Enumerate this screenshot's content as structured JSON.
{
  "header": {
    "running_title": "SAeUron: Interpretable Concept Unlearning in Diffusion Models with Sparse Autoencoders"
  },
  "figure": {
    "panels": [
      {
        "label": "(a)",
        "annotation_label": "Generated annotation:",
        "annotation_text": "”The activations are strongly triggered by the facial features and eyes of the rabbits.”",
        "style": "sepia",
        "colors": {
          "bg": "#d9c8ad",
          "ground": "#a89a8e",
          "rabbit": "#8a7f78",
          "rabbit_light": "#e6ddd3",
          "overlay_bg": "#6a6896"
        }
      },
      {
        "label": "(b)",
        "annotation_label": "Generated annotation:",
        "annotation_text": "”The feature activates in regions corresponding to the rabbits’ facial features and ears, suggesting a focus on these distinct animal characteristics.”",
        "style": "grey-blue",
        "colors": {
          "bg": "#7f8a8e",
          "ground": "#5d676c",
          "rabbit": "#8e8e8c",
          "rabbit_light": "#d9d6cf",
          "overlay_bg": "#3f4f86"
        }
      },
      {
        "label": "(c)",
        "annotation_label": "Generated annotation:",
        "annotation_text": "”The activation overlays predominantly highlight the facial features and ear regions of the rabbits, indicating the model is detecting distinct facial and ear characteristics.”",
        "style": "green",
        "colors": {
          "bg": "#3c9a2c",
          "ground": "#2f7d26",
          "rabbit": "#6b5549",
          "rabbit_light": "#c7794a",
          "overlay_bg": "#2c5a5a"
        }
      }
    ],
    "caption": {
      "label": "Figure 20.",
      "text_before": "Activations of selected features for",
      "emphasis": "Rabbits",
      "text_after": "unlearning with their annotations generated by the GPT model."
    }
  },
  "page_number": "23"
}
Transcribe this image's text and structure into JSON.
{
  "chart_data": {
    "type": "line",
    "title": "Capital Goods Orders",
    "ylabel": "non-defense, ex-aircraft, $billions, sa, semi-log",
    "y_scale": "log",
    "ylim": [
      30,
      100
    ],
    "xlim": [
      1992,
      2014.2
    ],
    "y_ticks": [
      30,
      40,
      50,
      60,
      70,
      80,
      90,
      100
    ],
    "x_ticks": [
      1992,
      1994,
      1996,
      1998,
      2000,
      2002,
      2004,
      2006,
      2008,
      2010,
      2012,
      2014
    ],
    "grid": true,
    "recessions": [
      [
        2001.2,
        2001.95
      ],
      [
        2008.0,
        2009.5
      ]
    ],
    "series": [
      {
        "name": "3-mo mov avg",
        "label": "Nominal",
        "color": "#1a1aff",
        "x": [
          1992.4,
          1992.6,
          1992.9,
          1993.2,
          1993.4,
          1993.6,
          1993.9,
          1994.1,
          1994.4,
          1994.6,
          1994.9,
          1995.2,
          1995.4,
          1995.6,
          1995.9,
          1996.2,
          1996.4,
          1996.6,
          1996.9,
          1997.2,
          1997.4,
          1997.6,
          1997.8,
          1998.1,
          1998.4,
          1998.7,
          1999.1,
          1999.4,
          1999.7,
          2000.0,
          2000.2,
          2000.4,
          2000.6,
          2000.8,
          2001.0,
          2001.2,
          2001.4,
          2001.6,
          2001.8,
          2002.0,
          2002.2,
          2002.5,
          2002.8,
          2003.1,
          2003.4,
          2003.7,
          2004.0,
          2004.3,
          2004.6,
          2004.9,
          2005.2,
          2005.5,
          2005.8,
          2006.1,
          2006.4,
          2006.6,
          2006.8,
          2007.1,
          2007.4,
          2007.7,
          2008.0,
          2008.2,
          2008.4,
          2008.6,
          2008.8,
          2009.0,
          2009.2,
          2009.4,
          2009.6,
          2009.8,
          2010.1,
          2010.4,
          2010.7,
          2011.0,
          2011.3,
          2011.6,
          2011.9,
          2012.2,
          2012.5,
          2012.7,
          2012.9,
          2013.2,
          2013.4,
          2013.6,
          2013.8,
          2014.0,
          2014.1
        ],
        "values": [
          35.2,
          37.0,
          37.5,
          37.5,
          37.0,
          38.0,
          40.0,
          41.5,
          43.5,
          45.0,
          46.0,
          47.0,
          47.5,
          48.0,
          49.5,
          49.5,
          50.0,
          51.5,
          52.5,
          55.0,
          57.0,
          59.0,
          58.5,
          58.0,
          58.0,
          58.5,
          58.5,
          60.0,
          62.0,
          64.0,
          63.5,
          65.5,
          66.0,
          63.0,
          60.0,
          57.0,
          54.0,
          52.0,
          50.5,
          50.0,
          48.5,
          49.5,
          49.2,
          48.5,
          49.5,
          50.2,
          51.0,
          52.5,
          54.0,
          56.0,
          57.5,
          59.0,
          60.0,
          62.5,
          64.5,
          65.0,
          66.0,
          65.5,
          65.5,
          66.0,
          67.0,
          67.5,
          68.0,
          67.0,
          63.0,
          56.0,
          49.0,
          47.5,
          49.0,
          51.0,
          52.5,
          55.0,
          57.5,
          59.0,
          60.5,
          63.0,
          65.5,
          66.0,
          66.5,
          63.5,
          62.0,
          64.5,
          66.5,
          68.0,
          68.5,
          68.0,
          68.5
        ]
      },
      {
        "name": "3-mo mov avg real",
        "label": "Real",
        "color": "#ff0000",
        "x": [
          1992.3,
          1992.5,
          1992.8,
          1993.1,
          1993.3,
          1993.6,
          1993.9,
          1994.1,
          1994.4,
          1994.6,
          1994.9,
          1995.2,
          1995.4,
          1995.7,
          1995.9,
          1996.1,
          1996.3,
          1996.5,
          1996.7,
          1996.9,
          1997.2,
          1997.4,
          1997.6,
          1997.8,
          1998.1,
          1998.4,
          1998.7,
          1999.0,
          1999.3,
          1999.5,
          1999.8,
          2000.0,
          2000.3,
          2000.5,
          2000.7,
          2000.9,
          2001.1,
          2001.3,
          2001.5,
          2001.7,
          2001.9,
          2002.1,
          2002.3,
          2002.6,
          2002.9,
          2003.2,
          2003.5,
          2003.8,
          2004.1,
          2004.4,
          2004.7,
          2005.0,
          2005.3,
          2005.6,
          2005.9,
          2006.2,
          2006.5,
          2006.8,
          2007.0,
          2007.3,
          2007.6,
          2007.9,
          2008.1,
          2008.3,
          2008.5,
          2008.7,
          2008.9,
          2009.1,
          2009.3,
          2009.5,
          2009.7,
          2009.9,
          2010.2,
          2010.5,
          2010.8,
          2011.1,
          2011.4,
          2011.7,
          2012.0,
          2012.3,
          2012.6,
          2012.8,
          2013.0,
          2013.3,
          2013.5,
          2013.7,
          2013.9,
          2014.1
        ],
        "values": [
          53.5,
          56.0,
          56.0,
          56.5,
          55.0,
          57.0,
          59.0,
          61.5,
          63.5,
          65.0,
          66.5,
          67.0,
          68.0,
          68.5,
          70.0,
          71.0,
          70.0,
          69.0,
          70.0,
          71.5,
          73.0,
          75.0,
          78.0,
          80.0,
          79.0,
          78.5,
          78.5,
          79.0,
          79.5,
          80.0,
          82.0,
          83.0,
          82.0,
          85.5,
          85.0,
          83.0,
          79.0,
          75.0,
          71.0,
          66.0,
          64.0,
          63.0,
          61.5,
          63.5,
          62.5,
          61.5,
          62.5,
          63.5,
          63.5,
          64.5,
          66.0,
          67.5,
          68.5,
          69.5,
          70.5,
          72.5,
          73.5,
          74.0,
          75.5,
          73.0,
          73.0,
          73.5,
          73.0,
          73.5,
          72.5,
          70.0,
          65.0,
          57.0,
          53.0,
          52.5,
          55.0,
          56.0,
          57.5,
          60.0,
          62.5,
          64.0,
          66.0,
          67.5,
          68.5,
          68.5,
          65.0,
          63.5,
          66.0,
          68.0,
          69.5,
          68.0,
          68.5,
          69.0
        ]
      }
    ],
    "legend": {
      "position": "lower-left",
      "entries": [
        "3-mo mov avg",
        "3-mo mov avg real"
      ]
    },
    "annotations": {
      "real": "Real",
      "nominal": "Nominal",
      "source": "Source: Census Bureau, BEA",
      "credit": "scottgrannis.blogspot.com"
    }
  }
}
· · ·
## WHAT THIS TASK INVOLVES
Copy every line of the records above that holds the word "distinct".

## THE ANSWER
        "annotation_text": "”The feature activates in regions corresponding to the rabbits’ facial features and ears, suggesting a focus on these distinct animal characteristics.”",
        "annotation_text": "”The activation overlays predominantly highlight the facial features and ear regions of the rabbits, indicating the model is detecting distinct facial and ear characteristics.”",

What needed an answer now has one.